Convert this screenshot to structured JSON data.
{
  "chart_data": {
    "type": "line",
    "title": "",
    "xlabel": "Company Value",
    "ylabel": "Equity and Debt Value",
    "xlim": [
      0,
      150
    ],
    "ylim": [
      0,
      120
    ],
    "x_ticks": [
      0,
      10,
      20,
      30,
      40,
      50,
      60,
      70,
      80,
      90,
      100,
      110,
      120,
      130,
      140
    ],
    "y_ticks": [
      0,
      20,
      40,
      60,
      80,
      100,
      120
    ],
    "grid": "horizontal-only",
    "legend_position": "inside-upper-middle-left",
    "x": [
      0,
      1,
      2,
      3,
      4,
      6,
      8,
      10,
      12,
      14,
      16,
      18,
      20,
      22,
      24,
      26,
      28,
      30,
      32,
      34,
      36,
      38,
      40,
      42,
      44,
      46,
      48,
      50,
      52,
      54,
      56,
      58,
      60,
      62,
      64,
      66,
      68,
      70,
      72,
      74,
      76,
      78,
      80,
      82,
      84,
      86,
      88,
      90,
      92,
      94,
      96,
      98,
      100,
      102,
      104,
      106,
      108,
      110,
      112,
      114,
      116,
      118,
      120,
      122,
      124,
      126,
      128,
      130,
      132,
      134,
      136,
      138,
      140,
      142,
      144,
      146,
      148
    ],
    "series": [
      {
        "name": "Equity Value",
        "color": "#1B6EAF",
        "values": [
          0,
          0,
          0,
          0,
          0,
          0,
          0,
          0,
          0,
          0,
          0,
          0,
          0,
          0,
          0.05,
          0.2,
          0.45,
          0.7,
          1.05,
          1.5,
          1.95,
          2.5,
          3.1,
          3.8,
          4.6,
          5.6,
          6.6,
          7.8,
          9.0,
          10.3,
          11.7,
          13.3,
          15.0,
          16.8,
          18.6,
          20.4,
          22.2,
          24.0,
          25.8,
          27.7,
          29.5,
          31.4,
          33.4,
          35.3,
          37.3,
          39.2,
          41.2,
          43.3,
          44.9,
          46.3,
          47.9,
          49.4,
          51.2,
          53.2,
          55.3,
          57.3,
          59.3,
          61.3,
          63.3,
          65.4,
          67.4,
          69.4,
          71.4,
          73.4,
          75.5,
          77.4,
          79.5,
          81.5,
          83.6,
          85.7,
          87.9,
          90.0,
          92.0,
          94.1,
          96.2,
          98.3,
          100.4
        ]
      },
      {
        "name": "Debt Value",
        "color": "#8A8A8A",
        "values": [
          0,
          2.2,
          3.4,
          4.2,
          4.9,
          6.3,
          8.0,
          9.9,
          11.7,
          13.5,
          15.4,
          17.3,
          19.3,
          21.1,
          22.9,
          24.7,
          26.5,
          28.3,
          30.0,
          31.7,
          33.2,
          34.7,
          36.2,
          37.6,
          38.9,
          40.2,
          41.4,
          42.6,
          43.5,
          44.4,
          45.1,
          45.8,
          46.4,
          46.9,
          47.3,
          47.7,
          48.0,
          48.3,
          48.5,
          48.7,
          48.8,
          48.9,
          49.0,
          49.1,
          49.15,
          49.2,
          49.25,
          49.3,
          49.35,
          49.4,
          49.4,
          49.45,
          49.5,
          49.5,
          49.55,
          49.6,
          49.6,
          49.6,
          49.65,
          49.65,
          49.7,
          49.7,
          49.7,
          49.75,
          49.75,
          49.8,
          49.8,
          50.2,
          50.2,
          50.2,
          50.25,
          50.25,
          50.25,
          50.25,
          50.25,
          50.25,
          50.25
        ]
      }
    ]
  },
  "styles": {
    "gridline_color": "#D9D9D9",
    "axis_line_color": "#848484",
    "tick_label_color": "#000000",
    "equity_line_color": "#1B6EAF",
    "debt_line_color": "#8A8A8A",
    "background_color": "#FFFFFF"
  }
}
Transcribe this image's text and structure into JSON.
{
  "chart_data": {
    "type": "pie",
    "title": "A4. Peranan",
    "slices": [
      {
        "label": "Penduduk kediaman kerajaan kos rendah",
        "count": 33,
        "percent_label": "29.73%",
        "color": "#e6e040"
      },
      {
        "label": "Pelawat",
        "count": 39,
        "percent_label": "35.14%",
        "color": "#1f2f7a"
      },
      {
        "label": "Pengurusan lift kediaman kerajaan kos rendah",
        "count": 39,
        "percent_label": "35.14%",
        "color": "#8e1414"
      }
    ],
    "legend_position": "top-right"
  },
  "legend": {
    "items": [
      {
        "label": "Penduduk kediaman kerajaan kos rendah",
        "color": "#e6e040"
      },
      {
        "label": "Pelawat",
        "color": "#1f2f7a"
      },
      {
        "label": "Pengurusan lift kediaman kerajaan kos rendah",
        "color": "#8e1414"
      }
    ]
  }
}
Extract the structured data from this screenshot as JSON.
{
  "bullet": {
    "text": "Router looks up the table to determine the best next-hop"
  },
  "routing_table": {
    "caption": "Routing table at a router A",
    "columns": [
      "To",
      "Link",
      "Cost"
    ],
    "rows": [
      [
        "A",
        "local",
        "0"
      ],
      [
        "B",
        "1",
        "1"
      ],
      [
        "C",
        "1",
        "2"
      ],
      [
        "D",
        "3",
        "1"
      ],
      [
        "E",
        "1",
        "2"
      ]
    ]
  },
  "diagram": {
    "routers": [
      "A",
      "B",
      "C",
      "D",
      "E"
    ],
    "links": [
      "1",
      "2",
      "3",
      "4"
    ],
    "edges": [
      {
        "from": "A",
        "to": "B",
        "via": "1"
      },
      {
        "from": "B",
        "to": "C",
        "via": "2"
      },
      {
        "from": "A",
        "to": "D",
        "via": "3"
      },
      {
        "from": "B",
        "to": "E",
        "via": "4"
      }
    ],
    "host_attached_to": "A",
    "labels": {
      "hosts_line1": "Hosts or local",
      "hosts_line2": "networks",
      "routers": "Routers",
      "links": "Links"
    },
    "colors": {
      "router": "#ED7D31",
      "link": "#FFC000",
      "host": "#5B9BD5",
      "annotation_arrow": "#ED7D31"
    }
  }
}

_STATED TASK_:
Each line of the listing should be echoed back exactly.

_FINAL ANSWER_:
Convert this screenshot to structured JSON data.
{
  "chart_data": {
    "type": "line",
    "title": "",
    "xlabel": "Company Value",
    "ylabel": "Equity and Debt Value",
    "xlim": [
      0,
      150
    ],
    "ylim": [
      0,
      120
    ],
    "x_ticks": [
      0,
      10,
      20,
      30,
      40,
      50,
      60,
      70,
      80,
      90,
      100,
      110,
      120,
      130,
      140
    ],
    "y_ticks": [
      0,
      20,
      40,
      60,
      80,
      100,
      120
    ],
    "grid": "horizontal-only",
    "legend_position": "inside-upper-middle-left",
    "x": [
      0,
      1,
      2,
      3,
      4,
      6,
      8,
      10,
      12,
      14,
      16,
      18,
      20,
      22,
      24,
      26,
      28,
      30,
      32,
      34,
      36,
      38,
      40,
      42,
      44,
      46,
      48,
      50,
      52,
      54,
      56,
      58,
      60,
      62,
      64,
      66,
      68,
      70,
      72,
      74,
      76,
      78,
      80,
      82,
      84,
      86,
      88,
      90,
      92,
      94,
      96,
      98,
      100,
      102,
      104,
      106,
      108,
      110,
      112,
      114,
      116,
      118,
      120,
      122,
      124,
      126,
      128,
      130,
      132,
      134,
      136,
      138,
      140,
      142,
      144,
      146,
      148
    ],
    "series": [
      {
        "name": "Equity Value",
        "color": "#1B6EAF",
        "values": [
          0,
          0,
          0,
          0,
          0,
          0,
          0,
          0,
          0,
          0,
          0,
          0,
          0,
          0,
          0.05,
          0.2,
          0.45,
          0.7,
          1.05,
          1.5,
          1.95,
          2.5,
          3.1,
          3.8,
          4.6,
          5.6,
          6.6,
          7.8,
          9.0,
          10.3,
          11.7,
          13.3,
          15.0,
          16.8,
          18.6,
          20.4,
          22.2,
          24.0,
          25.8,
          27.7,
          29.5,
          31.4,
          33.4,
          35.3,
          37.3,
          39.2,
          41.2,
          43.3,
          44.9,
          46.3,
          47.9,
          49.4,
          51.2,
          53.2,
          55.3,
          57.3,
          59.3,
          61.3,
          63.3,
          65.4,
          67.4,
          69.4,
          71.4,
          73.4,
          75.5,
          77.4,
          79.5,
          81.5,
          83.6,
          85.7,
          87.9,
          90.0,
          92.0,
          94.1,
          96.2,
          98.3,
          100.4
        ]
      },
      {
        "name": "Debt Value",
        "color": "#8A8A8A",
        "values": [
          0,
          2.2,
          3.4,
          4.2,
          4.9,
          6.3,
          8.0,
          9.9,
          11.7,
          13.5,
          15.4,
          17.3,
          19.3,
          21.1,
          22.9,
          24.7,
          26.5,
          28.3,
          30.0,
          31.7,
          33.2,
          34.7,
          36.2,
          37.6,
          38.9,
          40.2,
          41.4,
          42.6,
          43.5,
          44.4,
          45.1,
          45.8,
          46.4,
          46.9,
          47.3,
          47.7,
          48.0,
          48.3,
          48.5,
          48.7,
          48.8,
          48.9,
          49.0,
          49.1,
          49.15,
          49.2,
          49.25,
          49.3,
          49.35,
          49.4,
          49.4,
          49.45,
          49.5,
          49.5,
          49.55,
          49.6,
          49.6,
          49.6,
          49.65,
          49.65,
          49.7,
          49.7,
          49.7,
          49.75,
          49.75,
          49.8,
          49.8,
          50.2,
          50.2,
          50.2,
          50.25,
          50.25,
          50.25,
          50.25,
          50.25,
          50.25,
          50.25
        ]
      }
    ]
  },
  "styles": {
    "gridline_color": "#D9D9D9",
    "axis_line_color": "#848484",
    "tick_label_color": "#000000",
    "equity_line_color": "#1B6EAF",
    "debt_line_color": "#8A8A8A",
    "background_color": "#FFFFFF"
  }
}
Transcribe this image's text and structure into JSON.
{
  "chart_data": {
    "type": "pie",
    "title": "A4. Peranan",
    "slices": [
      {
        "label": "Penduduk kediaman kerajaan kos rendah",
        "count": 33,
        "percent_label": "29.73%",
        "color": "#e6e040"
      },
      {
        "label": "Pelawat",
        "count": 39,
        "percent_label": "35.14%",
        "color": "#1f2f7a"
      },
      {
        "label": "Pengurusan lift kediaman kerajaan kos rendah",
        "count": 39,
        "percent_label": "35.14%",
        "color": "#8e1414"
      }
    ],
    "legend_position": "top-right"
  },
  "legend": {
    "items": [
      {
        "label": "Penduduk kediaman kerajaan kos rendah",
        "color": "#e6e040"
      },
      {
        "label": "Pelawat",
        "color": "#1f2f7a"
      },
      {
        "label": "Pengurusan lift kediaman kerajaan kos rendah",
        "color": "#8e1414"
      }
    ]
  }
}
Extract the structured data from this screenshot as JSON.
{
  "bullet": {
    "text": "Router looks up the table to determine the best next-hop"
  },
  "routing_table": {
    "caption": "Routing table at a router A",
    "columns": [
      "To",
      "Link",
      "Cost"
    ],
    "rows": [
      [
        "A",
        "local",
        "0"
      ],
      [
        "B",
        "1",
        "1"
      ],
      [
        "C",
        "1",
        "2"
      ],
      [
        "D",
        "3",
        "1"
      ],
      [
        "E",
        "1",
        "2"
      ]
    ]
  },
  "diagram": {
    "routers": [
      "A",
      "B",
      "C",
      "D",
      "E"
    ],
    "links": [
      "1",
      "2",
      "3",
      "4"
    ],
    "edges": [
      {
        "from": "A",
        "to": "B",
        "via": "1"
      },
      {
        "from": "B",
        "to": "C",
        "via": "2"
      },
      {
        "from": "A",
        "to": "D",
        "via": "3"
      },
      {
        "from": "B",
        "to": "E",
        "via": "4"
      }
    ],
    "host_attached_to": "A",
    "labels": {
      "hosts_line1": "Hosts or local",
      "hosts_line2": "networks",
      "routers": "Routers",
      "links": "Links"
    },
    "colors": {
      "router": "#ED7D31",
      "link": "#FFC000",
      "host": "#5B9BD5",
      "annotation_arrow": "#ED7D31"
    }
  }
}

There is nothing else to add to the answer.